***** The data *****

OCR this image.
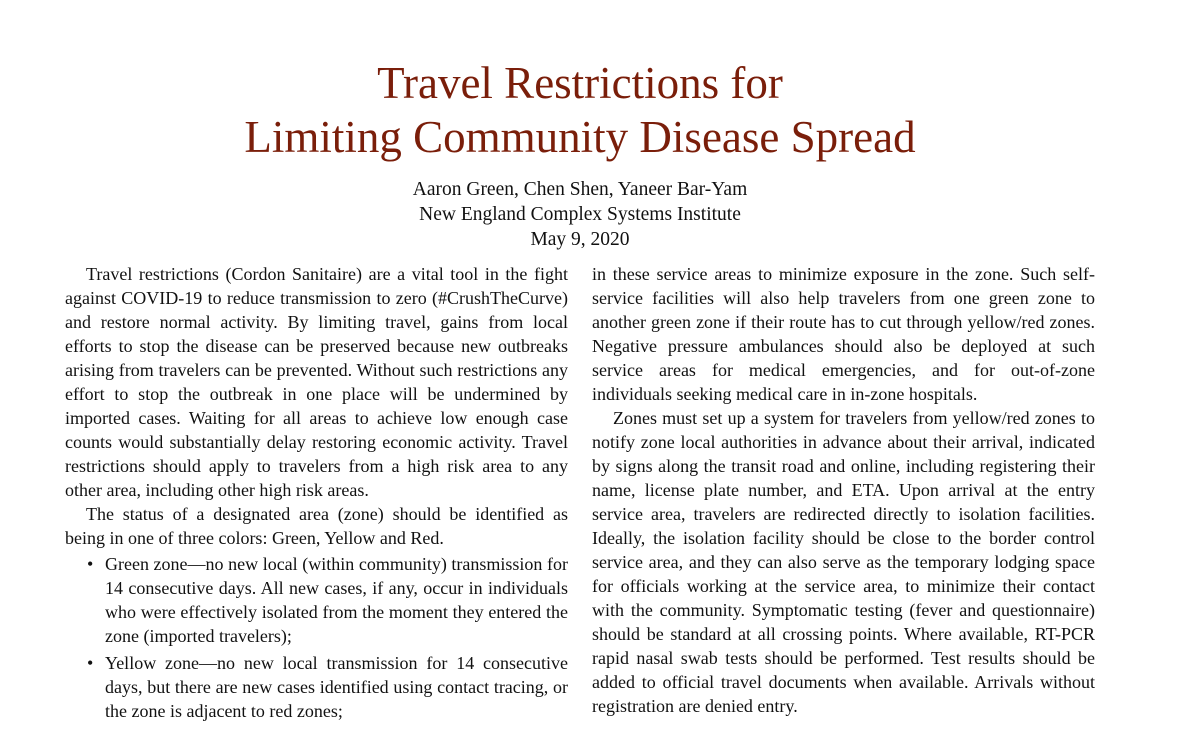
Travel Restrictions for
Limiting Community Disease Spread
Aaron Green, Chen Shen, Yaneer Bar-Yam
New England Complex Systems Institute
May 9, 2020

Travel restrictions (Cordon Sanitaire) are a vital tool in the fight against COVID-19 to reduce transmission to zero (#CrushTheCurve) and restore normal activity. By limiting travel, gains from local efforts to stop the disease can be preserved because new outbreaks arising from travelers can be prevented. Without such restrictions any effort to stop the outbreak in one place will be undermined by imported cases. Waiting for all areas to achieve low enough case counts would substantially delay restoring economic activity. Travel restrictions should apply to travelers from a high risk area to any other area, including other high risk areas.

The status of a designated area (zone) should be identified as being in one of three colors: Green, Yellow and Red.

• Green zone—no new local (within community) transmission for 14 consecutive days. All new cases, if any, occur in individuals who were effectively isolated from the moment they entered the zone (imported travelers);
• Yellow zone—no new local transmission for 14 consecutive days, but there are new cases identified using contact tracing, or the zone is adjacent to red zones;

in these service areas to minimize exposure in the zone. Such self-service facilities will also help travelers from one green zone to another green zone if their route has to cut through yellow/red zones. Negative pressure ambulances should also be deployed at such service areas for medical emergencies, and for out-of-zone individuals seeking medical care in in-zone hospitals.

Zones must set up a system for travelers from yellow/red zones to notify zone local authorities in advance about their arrival, indicated by signs along the transit road and online, including registering their name, license plate number, and ETA. Upon arrival at the entry service area, travelers are redirected directly to isolation facilities. Ideally, the isolation facility should be close to the border control service area, and they can also serve as the temporary lodging space for officials working at the service area, to minimize their contact with the community. Symptomatic testing (fever and questionnaire) should be standard at all crossing points. Where available, RT-PCR rapid nasal swab tests should be performed. Test results should be added to official travel documents when available. Arrivals without registration are denied entry.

*****

-- Problem statement --
Extract the text of all the records above verbatim, excluding pictures.

-- Response to the exercise --
OCR this image.
Travel Restrictions for
Limiting Community Disease Spread
Aaron Green, Chen Shen, Yaneer Bar-Yam
New England Complex Systems Institute
May 9, 2020

Travel restrictions (Cordon Sanitaire) are a vital tool in the fight against COVID-19 to reduce transmission to zero (#CrushTheCurve) and restore normal activity. By limiting travel, gains from local efforts to stop the disease can be preserved because new outbreaks arising from travelers can be prevented. Without such restrictions any effort to stop the outbreak in one place will be undermined by imported cases. Waiting for all areas to achieve low enough case counts would substantially delay restoring economic activity. Travel restrictions should apply to travelers from a high risk area to any other area, including other high risk areas.

The status of a designated area (zone) should be identified as being in one of three colors: Green, Yellow and Red.

• Green zone—no new local (within community) transmission for 14 consecutive days. All new cases, if any, occur in individuals who were effectively isolated from the moment they entered the zone (imported travelers);
• Yellow zone—no new local transmission for 14 consecutive days, but there are new cases identified using contact tracing, or the zone is adjacent to red zones;

in these service areas to minimize exposure in the zone. Such self-service facilities will also help travelers from one green zone to another green zone if their route has to cut through yellow/red zones. Negative pressure ambulances should also be deployed at such service areas for medical emergencies, and for out-of-zone individuals seeking medical care in in-zone hospitals.

Zones must set up a system for travelers from yellow/red zones to notify zone local authorities in advance about their arrival, indicated by signs along the transit road and online, including registering their name, license plate number, and ETA. Upon arrival at the entry service area, travelers are redirected directly to isolation facilities. Ideally, the isolation facility should be close to the border control service area, and they can also serve as the temporary lodging space for officials working at the service area, to minimize their contact with the community. Symptomatic testing (fever and questionnaire) should be standard at all crossing points. Where available, RT-PCR rapid nasal swab tests should be performed. Test results should be added to official travel documents when available. Arrivals without registration are denied entry.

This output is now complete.